Filter the records below down to lines containing "name".

--- START ---

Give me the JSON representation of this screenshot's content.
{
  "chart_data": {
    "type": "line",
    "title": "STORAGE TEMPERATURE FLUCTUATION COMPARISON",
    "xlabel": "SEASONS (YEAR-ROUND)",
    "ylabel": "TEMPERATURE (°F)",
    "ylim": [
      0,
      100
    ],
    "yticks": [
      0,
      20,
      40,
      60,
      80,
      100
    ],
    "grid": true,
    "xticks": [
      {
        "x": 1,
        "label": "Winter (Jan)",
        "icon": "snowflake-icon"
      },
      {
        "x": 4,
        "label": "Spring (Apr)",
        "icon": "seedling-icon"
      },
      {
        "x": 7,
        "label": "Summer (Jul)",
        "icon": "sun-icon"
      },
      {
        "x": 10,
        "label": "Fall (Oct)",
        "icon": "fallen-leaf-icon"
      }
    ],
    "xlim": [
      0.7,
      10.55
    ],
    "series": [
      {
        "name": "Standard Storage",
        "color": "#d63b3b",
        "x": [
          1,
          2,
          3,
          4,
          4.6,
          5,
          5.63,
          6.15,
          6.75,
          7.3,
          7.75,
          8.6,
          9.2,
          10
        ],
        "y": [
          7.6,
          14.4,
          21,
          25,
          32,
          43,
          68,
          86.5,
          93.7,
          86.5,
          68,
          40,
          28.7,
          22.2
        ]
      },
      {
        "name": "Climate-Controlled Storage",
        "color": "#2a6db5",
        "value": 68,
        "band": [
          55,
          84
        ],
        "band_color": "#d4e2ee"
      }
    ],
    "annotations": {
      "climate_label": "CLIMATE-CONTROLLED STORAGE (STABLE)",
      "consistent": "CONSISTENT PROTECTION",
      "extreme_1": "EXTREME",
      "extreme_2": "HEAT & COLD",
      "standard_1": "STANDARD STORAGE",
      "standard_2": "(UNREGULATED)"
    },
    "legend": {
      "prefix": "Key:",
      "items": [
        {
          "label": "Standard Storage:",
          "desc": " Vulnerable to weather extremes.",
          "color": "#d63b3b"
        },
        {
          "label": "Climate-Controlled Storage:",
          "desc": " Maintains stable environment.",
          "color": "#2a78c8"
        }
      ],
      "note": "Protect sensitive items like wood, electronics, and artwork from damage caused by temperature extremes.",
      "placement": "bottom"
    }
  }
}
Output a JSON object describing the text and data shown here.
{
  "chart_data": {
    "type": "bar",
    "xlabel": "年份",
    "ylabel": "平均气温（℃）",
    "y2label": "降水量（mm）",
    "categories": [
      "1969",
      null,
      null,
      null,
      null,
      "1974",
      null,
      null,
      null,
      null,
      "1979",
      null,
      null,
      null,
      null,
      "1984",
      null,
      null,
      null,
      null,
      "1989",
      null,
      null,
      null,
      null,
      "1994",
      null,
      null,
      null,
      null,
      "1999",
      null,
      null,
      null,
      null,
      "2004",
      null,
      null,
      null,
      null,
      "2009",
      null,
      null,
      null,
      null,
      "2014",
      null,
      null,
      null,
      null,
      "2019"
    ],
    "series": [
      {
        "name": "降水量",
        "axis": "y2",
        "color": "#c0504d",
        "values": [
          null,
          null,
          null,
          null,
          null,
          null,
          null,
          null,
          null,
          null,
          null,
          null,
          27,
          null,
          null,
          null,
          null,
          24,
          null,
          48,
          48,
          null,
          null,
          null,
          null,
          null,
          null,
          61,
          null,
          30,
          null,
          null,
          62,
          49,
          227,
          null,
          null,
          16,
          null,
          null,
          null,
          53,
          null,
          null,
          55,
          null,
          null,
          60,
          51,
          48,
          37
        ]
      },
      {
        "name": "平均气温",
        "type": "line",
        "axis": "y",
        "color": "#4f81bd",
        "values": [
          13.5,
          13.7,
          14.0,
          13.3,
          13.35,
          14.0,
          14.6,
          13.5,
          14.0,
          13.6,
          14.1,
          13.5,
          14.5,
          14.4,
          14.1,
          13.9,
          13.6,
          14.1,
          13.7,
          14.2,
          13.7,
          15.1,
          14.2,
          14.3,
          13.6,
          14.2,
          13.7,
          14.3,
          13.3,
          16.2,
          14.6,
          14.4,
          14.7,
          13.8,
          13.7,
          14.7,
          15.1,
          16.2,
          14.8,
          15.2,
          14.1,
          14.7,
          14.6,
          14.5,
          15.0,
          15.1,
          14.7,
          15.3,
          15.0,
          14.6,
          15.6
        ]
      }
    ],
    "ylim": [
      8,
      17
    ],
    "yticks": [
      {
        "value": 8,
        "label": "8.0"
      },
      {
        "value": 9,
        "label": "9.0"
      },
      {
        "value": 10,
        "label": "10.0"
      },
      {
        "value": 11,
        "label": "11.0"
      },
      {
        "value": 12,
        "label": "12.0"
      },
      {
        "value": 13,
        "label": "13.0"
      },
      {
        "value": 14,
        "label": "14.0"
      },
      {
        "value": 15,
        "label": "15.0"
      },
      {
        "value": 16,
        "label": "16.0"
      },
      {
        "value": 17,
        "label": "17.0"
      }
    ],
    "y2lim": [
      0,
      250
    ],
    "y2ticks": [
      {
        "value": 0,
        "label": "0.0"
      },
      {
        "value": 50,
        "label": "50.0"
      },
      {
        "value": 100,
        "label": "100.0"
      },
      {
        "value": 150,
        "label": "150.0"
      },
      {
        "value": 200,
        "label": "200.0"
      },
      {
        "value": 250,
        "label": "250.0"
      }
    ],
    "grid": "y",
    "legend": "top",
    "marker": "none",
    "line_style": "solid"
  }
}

--- END ---

_WRITTEN SOLUTION_
        "name": "Standard Storage",
        "name": "Climate-Controlled Storage",
        "name": "降水量",
        "name": "平均气温",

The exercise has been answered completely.